* REQUIRED ACTIONS:
1. According to the ForEach optimizers page, which optimizers currently have ForEach implementations?
2. Repeat the part of the ForEach optimizers page between "Fused fastai optimizers" and "have ForEach implementations.", inclusive.
3. Using the ForEach optimizers page, explain why ForEach optimizers run faster than standard PyTorch optimizers.

* PAGE:
- - -

ForEach Optimizers

Fused fastai optimizers using PyTorch ForEach methods for improved performance

fastxtend ForEach optimizers are adapted from the PyTorch ForEach _multi_tensor implementations. They are 21 to 293 percent faster relative to fastai native optimizers depending on the model.

The primary difference between PyTorch’s ForEach implementations and fastxtend is fastxtend’s ForEach optimizers apply per-parameter weight decay in one optimizer step instead of requiring a seperate weight decay parameter group and a non-weight decay parameter group. This also allows seamless support for fastai’s discriminative learning rates.

Unlike fastai optimizers, which are made of multiple stepper callbacks and share one Optimizer, ForEach optimizers require an optimizer specific ForEachOptimizer implementation.

Currently SGD, Adam, RAdam, Lamb, and Ranger have ForEach implementations.

::{.callout-important} ForEach optimizers have only been tested on PyTorch 1.12+ and are not guaranteed to work on older versions. ::

ForEach optimizers are faster due to horizontal fusion across multiple parameters. Using xresnet50 and the simplest form of SGD as an example, a ForEach optimizer would construct a list of all 167 params and their grads before performing one horizontally fused step.

def simple_sgd_foreach(params:list[Tensor], grads:list[Tensor], lr:float)
    torch._foreach_add_(params, grads, alpha=-lr)

In contrast, a standard PyTorch optimizer would call the simple SGD step 167 times:

def simple_sgd_standard(param:Tensor, lr:float)

- - -

* MATERIAL SHOWN:

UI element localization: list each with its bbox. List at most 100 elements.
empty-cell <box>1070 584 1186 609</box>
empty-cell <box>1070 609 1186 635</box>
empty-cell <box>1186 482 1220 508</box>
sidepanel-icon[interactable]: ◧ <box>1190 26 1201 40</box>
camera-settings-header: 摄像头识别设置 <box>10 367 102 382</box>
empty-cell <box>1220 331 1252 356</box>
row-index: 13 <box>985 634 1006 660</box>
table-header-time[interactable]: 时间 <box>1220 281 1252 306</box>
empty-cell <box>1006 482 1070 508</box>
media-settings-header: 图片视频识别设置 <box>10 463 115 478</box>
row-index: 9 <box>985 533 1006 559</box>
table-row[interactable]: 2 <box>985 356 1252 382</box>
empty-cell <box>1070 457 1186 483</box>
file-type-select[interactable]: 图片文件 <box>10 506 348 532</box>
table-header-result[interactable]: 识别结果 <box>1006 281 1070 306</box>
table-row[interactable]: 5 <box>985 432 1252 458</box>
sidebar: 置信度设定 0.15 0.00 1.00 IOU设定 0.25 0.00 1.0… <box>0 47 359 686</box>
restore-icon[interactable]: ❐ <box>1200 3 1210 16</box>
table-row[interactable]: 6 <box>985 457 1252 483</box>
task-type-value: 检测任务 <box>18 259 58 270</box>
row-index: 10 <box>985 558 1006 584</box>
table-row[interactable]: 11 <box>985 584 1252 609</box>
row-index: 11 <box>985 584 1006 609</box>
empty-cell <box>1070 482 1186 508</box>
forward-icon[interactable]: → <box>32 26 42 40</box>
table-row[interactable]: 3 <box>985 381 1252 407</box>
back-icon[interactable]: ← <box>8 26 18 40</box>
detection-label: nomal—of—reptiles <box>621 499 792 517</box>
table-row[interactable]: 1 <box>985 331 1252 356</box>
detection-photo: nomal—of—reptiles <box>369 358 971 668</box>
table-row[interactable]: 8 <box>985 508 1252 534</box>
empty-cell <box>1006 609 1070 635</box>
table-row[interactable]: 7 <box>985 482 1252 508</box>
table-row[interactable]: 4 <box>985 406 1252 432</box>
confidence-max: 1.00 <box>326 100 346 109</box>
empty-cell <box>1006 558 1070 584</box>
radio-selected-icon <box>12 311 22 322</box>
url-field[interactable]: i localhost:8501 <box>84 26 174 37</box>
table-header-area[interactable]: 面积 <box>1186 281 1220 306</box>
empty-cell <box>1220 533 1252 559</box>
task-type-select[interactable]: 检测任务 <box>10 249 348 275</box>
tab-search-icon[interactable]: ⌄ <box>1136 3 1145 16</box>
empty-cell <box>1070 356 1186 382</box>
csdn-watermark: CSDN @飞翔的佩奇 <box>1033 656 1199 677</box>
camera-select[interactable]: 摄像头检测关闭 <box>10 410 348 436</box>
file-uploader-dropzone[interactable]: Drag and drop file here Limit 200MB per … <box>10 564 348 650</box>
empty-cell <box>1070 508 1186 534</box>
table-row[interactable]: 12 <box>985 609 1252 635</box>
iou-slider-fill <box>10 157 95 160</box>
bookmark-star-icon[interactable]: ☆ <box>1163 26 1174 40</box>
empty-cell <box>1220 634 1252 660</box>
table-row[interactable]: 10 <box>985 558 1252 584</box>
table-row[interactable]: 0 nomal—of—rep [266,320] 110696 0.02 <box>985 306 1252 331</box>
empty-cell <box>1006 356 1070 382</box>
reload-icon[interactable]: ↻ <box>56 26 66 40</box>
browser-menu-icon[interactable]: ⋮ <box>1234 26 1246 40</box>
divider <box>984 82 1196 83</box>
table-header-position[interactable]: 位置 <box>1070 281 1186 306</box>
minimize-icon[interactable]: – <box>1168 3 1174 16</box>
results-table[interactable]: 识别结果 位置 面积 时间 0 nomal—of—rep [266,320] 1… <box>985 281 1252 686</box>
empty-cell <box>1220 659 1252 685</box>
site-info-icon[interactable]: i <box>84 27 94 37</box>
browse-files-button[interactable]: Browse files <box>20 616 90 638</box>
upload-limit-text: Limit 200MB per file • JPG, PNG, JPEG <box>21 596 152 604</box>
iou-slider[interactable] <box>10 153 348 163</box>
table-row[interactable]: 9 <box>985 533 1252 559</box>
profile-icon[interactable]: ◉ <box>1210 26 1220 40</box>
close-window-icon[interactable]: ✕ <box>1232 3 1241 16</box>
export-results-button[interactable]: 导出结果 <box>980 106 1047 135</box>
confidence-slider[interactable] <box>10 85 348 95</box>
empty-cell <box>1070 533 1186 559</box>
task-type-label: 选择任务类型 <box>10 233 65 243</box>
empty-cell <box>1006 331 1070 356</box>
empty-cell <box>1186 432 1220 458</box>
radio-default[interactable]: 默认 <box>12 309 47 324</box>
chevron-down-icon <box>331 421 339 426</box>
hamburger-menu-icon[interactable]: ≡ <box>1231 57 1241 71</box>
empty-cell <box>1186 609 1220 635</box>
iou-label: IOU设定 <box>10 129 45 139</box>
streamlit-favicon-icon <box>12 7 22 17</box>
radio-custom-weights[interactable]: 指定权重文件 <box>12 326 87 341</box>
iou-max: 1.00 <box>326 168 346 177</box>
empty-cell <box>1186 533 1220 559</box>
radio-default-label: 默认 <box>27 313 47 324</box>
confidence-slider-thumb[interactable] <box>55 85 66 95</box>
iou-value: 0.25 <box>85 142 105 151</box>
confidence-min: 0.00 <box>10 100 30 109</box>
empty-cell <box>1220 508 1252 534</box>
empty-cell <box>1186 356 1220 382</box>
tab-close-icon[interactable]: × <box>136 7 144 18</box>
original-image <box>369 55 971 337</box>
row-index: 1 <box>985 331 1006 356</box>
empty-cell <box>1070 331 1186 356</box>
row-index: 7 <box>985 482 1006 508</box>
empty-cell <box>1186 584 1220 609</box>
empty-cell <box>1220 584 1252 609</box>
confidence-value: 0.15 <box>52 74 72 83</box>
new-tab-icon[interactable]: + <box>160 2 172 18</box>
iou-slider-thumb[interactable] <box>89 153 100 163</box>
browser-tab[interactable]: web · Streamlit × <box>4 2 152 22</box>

- - -

* OUTPUTS:
1. SGD, Adam, RAdam, Lamb, and Ranger.

2.
Fused fastai optimizers using PyTorch ForEach methods for improved performance

fastxtend ForEach optimizers are adapted from the PyTorch ForEach _multi_tensor implementations. They are 21 to 293 percent faster relative to fastai native optimizers depending on the model.

The primary difference between PyTorch’s ForEach implementations and fastxtend is fastxtend’s ForEach optimizers apply per-parameter weight decay in one optimizer step instead of requiring a seperate weight decay parameter group and a non-weight decay parameter group. This also allows seamless support for fastai’s discriminative learning rates.

Unlike fastai optimizers, which are made of multiple stepper callbacks and share one Optimizer, ForEach optimizers require an optimizer specific ForEachOptimizer implementation.

Currently SGD, Adam, RAdam, Lamb, and Ranger have ForEach implementations.

3. ForEach optimizers are faster because they fuse the update horizontally across multiple parameters. With xresnet50 and simple SGD, a ForEach optimizer builds one list of all 167 params and their grads and then performs a single fused step. A standard PyTorch optimizer calls the simple SGD step 167 times.